#### Jobs
(1) Repeat the passage about the show's senior editor, from "Jerry is the" to "people and project.".
(2) Using the passage about the show's senior editor, decide whether each statement agrees with it: (a) Jerry is the senior editor for the show; (b) the conversation with Jerry took place after the wrap party; (c) Jerry was impatient with being asked questions. Answer yes or no for each and quote the deciding words.
(3) Write the next part of the passage about the Comic Book Men senior editor, picking up after its final sentence.

Jerry is the senior editor for the show. I got to sit next to Jerry while he was winding down the day of work, right before the wrap party, and he was extremely good natured about me peppering him with questions, “What do you do, how do you do it, why do you do it that way, what would happen if you did it this way, what’s your favorite color…”. Obviously wickedly talented, I get the impression he guards himself against getting too close to the personalities in a project, as he seemed to me a very high energy person who develops strong feelings about people and projects. Lucky for Comic Book Men, he’s grooving on the people and project.

#### Data shown
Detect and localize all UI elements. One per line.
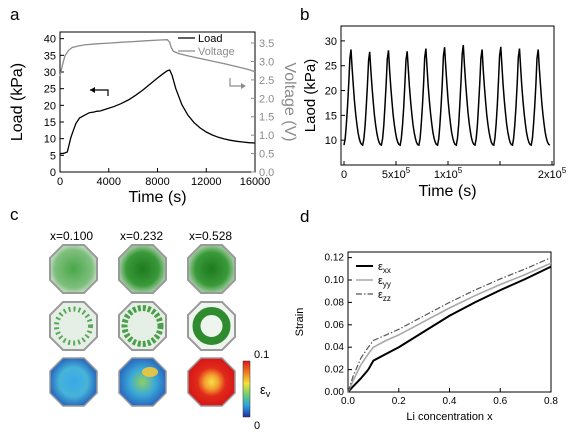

#### Responses for each task
(1)
Jerry is the senior editor for the show. I got to sit next to Jerry while he was winding down the day of work, right before the wrap party, and he was extremely good natured about me peppering him with questions, “What do you do, how do you do it, why do you do it that way, what would happen if you did it this way, what’s your favorite color…”. Obviously wickedly talented, I get the impression he guards himself against getting too close to the personalities in a project, as he seemed to me a very high energy person who develops strong feelings about people and projects. Lucky for Comic Book Men, he’s grooving on the people and project.

(2)
(a) Yes: "Jerry is the senior editor for the show."
(b) No: "right before the wrap party"
(c) No: "he was extremely good natured about me peppering him with questions"

(3)
I spoke with Jeremy only for about 20 seconds, but our exchange is something I hold as a gift. At the (very loud) wrap party, he grabbed my arm on the way out and pulled me close so I could hear him. “Mike’s a great guy,” he told me with intense sincerity. “I know,” I said through a smile. “No,” he insisted, pulling me closer, “Really. Mike is a GREAT, guy.” Our eyes locked and my heart pounded. I absolutely know what he was trying to convey, and am so liking him for insisting we meet eye-to-eye on that one. Jeremy could be the next Hannibal Lechter, but I will have his back forever because he sees what I see in Michael, and values it. Jeremy was the director of photography.
There are others that should be acknoweldged, though I didn’t have the chance to do more than shake their hands:
Coop, Remy, Dane, Roan, and JB.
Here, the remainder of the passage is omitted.